■ Objective:
Where a line of the material contains the string "name", copy that line.

★ ★ ★

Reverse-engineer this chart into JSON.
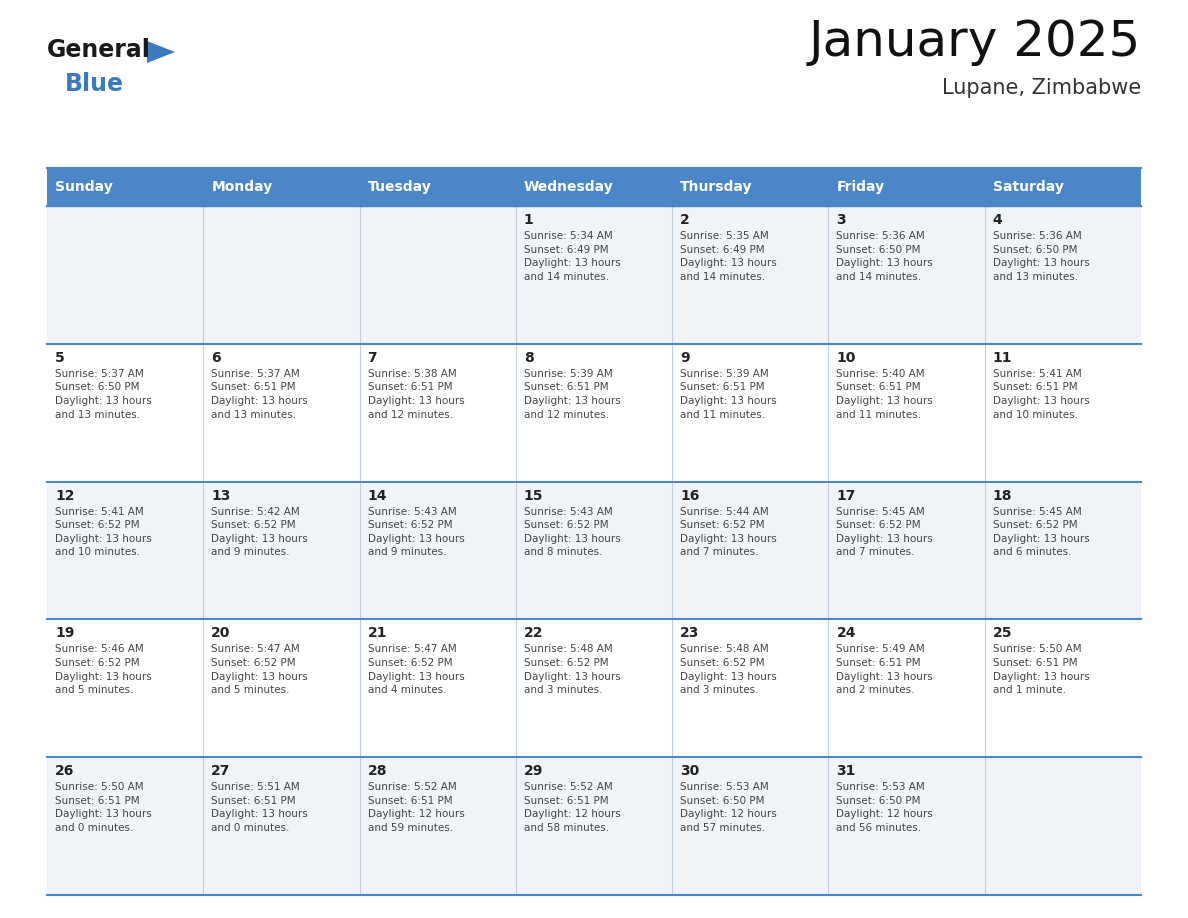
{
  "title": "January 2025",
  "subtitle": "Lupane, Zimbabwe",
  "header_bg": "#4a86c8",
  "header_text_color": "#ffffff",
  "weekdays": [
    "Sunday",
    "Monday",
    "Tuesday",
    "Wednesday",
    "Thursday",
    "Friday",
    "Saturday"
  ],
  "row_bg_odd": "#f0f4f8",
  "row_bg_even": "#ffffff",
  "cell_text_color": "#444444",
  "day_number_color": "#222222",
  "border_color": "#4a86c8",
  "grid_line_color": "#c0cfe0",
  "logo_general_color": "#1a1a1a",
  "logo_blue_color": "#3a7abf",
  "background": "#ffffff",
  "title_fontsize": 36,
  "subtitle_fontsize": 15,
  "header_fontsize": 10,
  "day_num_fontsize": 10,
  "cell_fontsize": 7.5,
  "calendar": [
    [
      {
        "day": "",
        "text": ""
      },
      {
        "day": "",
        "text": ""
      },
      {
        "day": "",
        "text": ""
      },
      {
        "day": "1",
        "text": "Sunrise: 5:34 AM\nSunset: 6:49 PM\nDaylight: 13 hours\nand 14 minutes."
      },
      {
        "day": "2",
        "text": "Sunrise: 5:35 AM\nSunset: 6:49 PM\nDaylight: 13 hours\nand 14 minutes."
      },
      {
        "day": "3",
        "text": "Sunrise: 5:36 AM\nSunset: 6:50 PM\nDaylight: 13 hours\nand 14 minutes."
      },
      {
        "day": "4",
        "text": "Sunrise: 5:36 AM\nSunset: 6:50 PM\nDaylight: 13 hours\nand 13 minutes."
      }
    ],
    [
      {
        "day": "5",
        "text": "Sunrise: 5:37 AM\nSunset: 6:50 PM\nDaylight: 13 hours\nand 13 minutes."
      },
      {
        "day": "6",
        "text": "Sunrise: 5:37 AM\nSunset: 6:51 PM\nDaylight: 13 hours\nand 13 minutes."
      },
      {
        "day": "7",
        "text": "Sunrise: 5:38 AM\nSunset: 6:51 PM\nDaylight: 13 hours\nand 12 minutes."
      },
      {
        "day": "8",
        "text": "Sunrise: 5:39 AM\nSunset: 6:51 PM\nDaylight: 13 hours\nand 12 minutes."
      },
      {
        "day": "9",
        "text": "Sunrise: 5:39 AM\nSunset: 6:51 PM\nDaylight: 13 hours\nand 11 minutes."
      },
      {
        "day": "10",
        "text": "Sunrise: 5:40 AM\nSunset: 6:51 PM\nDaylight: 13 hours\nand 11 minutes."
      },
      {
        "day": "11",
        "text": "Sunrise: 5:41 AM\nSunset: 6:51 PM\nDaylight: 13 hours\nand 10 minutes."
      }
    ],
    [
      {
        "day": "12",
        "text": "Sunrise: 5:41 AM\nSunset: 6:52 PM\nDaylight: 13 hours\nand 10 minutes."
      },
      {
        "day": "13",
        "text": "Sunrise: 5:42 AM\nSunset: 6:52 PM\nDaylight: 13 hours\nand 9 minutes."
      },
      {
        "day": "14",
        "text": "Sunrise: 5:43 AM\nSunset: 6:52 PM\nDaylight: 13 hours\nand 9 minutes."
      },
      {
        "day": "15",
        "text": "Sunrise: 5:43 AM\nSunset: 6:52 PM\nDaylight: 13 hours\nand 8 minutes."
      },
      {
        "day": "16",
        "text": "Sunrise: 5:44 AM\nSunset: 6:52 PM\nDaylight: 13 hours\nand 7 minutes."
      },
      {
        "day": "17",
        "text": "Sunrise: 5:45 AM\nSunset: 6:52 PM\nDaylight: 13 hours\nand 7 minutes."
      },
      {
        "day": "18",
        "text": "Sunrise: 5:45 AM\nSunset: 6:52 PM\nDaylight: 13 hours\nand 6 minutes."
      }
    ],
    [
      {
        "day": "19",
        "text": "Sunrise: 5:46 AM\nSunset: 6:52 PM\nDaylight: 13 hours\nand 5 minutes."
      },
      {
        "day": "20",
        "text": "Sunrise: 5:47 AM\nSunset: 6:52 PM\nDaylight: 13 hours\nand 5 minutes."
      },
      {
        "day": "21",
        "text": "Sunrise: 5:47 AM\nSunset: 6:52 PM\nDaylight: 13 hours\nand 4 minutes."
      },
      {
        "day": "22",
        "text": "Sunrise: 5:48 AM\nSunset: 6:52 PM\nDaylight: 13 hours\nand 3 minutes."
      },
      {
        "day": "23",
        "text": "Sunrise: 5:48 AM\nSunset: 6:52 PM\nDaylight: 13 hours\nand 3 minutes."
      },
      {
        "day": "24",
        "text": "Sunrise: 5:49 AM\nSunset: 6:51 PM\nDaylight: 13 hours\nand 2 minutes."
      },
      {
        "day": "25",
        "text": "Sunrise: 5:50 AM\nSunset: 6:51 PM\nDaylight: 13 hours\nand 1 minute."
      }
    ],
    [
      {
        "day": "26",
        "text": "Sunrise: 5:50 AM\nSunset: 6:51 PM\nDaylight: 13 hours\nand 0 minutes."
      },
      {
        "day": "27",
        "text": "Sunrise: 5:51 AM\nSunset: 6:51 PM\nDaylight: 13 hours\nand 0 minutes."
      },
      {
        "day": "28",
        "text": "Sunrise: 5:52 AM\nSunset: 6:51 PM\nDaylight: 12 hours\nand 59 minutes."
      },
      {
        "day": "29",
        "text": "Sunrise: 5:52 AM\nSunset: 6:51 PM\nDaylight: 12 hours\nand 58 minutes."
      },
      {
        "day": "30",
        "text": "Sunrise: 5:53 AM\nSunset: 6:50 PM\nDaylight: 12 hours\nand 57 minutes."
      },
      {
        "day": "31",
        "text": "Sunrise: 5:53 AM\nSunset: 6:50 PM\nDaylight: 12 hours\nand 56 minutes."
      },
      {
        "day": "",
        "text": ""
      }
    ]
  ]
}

★ ★ ★

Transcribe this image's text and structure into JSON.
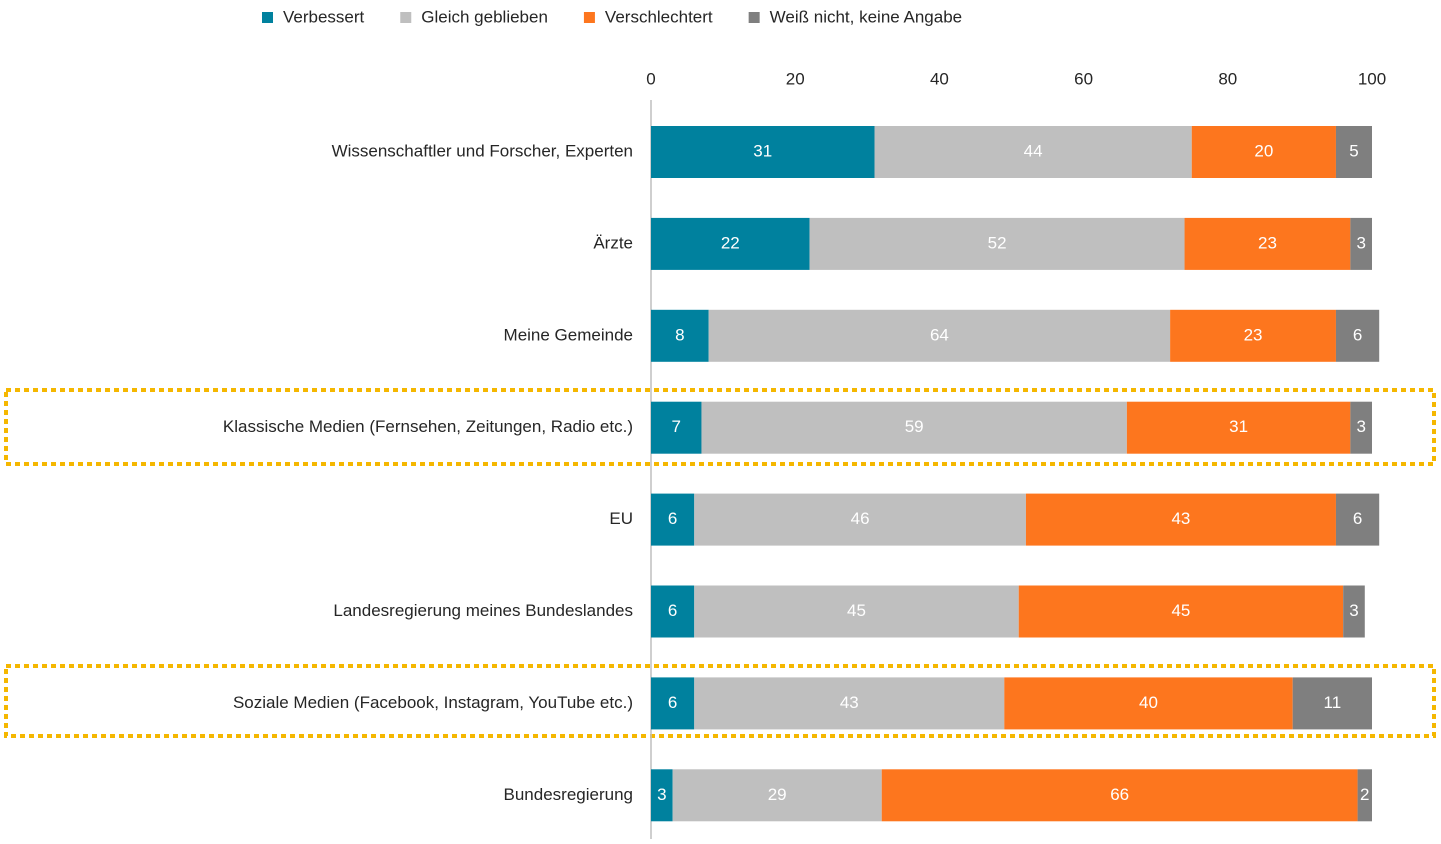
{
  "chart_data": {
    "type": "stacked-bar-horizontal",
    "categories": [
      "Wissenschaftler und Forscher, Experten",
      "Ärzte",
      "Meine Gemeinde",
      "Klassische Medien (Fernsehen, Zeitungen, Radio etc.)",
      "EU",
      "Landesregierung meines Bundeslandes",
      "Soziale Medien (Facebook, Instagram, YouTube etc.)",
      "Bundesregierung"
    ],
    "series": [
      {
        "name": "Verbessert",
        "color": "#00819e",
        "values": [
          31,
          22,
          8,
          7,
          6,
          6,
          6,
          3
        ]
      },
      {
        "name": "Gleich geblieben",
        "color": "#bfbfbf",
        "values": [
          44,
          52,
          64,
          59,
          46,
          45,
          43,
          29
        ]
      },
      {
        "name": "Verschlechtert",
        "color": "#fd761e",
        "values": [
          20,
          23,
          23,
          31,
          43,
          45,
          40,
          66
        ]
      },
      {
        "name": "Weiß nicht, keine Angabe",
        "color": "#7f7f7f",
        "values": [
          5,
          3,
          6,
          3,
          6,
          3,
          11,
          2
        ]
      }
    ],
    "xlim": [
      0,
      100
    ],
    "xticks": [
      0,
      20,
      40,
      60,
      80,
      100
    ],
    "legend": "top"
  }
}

★ ★ ★

■ Exercise result:
        "name": "Verbessert",
        "name": "Gleich geblieben",
        "name": "Verschlechtert",
        "name": "Weiß nicht, keine Angabe",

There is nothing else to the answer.